== Material provided ==

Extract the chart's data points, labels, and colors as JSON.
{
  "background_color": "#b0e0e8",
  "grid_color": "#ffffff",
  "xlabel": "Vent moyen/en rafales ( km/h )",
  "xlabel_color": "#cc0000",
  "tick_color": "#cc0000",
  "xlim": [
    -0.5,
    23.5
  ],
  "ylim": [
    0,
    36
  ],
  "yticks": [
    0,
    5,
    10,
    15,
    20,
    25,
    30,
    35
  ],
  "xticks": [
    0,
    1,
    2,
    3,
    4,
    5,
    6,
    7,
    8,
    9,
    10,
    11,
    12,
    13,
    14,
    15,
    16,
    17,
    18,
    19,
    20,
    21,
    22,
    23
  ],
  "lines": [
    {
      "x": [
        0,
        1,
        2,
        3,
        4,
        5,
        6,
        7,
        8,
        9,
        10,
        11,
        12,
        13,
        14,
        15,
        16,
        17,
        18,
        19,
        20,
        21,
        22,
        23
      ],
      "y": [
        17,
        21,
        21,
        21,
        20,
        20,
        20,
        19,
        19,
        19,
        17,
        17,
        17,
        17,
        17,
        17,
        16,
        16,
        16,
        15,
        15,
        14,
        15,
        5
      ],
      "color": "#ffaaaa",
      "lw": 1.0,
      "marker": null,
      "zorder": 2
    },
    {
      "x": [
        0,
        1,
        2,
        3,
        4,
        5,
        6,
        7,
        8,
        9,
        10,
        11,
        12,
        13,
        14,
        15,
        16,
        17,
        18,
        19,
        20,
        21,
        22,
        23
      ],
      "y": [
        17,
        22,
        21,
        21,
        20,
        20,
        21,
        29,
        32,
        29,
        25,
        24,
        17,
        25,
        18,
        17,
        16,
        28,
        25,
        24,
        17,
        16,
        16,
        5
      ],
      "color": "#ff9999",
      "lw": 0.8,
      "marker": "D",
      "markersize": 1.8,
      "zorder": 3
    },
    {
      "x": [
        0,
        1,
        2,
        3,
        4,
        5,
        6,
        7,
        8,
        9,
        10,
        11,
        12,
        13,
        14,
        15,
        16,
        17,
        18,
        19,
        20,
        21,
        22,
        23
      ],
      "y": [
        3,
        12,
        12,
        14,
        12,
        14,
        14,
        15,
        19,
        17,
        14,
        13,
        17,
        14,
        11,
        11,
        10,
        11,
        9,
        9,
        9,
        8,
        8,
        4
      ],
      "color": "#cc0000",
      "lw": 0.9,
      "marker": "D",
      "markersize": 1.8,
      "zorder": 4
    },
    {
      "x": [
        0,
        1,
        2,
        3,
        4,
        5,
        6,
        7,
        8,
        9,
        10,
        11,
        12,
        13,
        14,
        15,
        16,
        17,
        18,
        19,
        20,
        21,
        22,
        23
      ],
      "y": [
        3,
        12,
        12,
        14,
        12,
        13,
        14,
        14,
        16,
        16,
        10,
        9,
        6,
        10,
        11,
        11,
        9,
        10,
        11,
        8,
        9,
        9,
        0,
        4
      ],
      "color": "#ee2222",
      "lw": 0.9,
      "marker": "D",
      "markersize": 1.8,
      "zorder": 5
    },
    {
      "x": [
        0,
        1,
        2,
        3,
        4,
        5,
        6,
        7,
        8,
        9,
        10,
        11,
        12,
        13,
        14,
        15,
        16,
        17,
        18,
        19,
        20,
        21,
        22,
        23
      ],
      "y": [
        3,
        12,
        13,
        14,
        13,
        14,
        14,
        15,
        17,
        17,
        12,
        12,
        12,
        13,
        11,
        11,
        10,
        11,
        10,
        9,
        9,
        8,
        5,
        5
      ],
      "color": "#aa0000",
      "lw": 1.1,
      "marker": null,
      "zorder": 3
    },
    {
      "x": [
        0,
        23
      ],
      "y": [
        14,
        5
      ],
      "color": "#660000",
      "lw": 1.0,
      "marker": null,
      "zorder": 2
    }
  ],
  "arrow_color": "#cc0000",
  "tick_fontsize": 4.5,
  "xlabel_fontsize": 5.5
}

===

Written exercise
Reproduce all the records precisely.

Task solution
Extract the chart's data points, labels, and colors as JSON.
{
  "background_color": "#b0e0e8",
  "grid_color": "#ffffff",
  "xlabel": "Vent moyen/en rafales ( km/h )",
  "xlabel_color": "#cc0000",
  "tick_color": "#cc0000",
  "xlim": [
    -0.5,
    23.5
  ],
  "ylim": [
    0,
    36
  ],
  "yticks": [
    0,
    5,
    10,
    15,
    20,
    25,
    30,
    35
  ],
  "xticks": [
    0,
    1,
    2,
    3,
    4,
    5,
    6,
    7,
    8,
    9,
    10,
    11,
    12,
    13,
    14,
    15,
    16,
    17,
    18,
    19,
    20,
    21,
    22,
    23
  ],
  "lines": [
    {
      "x": [
        0,
        1,
        2,
        3,
        4,
        5,
        6,
        7,
        8,
        9,
        10,
        11,
        12,
        13,
        14,
        15,
        16,
        17,
        18,
        19,
        20,
        21,
        22,
        23
      ],
      "y": [
        17,
        21,
        21,
        21,
        20,
        20,
        20,
        19,
        19,
        19,
        17,
        17,
        17,
        17,
        17,
        17,
        16,
        16,
        16,
        15,
        15,
        14,
        15,
        5
      ],
      "color": "#ffaaaa",
      "lw": 1.0,
      "marker": null,
      "zorder": 2
    },
    {
      "x": [
        0,
        1,
        2,
        3,
        4,
        5,
        6,
        7,
        8,
        9,
        10,
        11,
        12,
        13,
        14,
        15,
        16,
        17,
        18,
        19,
        20,
        21,
        22,
        23
      ],
      "y": [
        17,
        22,
        21,
        21,
        20,
        20,
        21,
        29,
        32,
        29,
        25,
        24,
        17,
        25,
        18,
        17,
        16,
        28,
        25,
        24,
        17,
        16,
        16,
        5
      ],
      "color": "#ff9999",
      "lw": 0.8,
      "marker": "D",
      "markersize": 1.8,
      "zorder": 3
    },
    {
      "x": [
        0,
        1,
        2,
        3,
        4,
        5,
        6,
        7,
        8,
        9,
        10,
        11,
        12,
        13,
        14,
        15,
        16,
        17,
        18,
        19,
        20,
        21,
        22,
        23
      ],
      "y": [
        3,
        12,
        12,
        14,
        12,
        14,
        14,
        15,
        19,
        17,
        14,
        13,
        17,
        14,
        11,
        11,
        10,
        11,
        9,
        9,
        9,
        8,
        8,
        4
      ],
      "color": "#cc0000",
      "lw": 0.9,
      "marker": "D",
      "markersize": 1.8,
      "zorder": 4
    },
    {
      "x": [
        0,
        1,
        2,
        3,
        4,
        5,
        6,
        7,
        8,
        9,
        10,
        11,
        12,
        13,
        14,
        15,
        16,
        17,
        18,
        19,
        20,
        21,
        22,
        23
      ],
      "y": [
        3,
        12,
        12,
        14,
        12,
        13,
        14,
        14,
        16,
        16,
        10,
        9,
        6,
        10,
        11,
        11,
        9,
        10,
        11,
        8,
        9,
        9,
        0,
        4
      ],
      "color": "#ee2222",
      "lw": 0.9,
      "marker": "D",
      "markersize": 1.8,
      "zorder": 5
    },
    {
      "x": [
        0,
        1,
        2,
        3,
        4,
        5,
        6,
        7,
        8,
        9,
        10,
        11,
        12,
        13,
        14,
        15,
        16,
        17,
        18,
        19,
        20,
        21,
        22,
        23
      ],
      "y": [
        3,
        12,
        13,
        14,
        13,
        14,
        14,
        15,
        17,
        17,
        12,
        12,
        12,
        13,
        11,
        11,
        10,
        11,
        10,
        9,
        9,
        8,
        5,
        5
      ],
      "color": "#aa0000",
      "lw": 1.1,
      "marker": null,
      "zorder": 3
    },
    {
      "x": [
        0,
        23
      ],
      "y": [
        14,
        5
      ],
      "color": "#660000",
      "lw": 1.0,
      "marker": null,
      "zorder": 2
    }
  ],
  "arrow_color": "#cc0000",
  "tick_fontsize": 4.5,
  "xlabel_fontsize": 5.5
}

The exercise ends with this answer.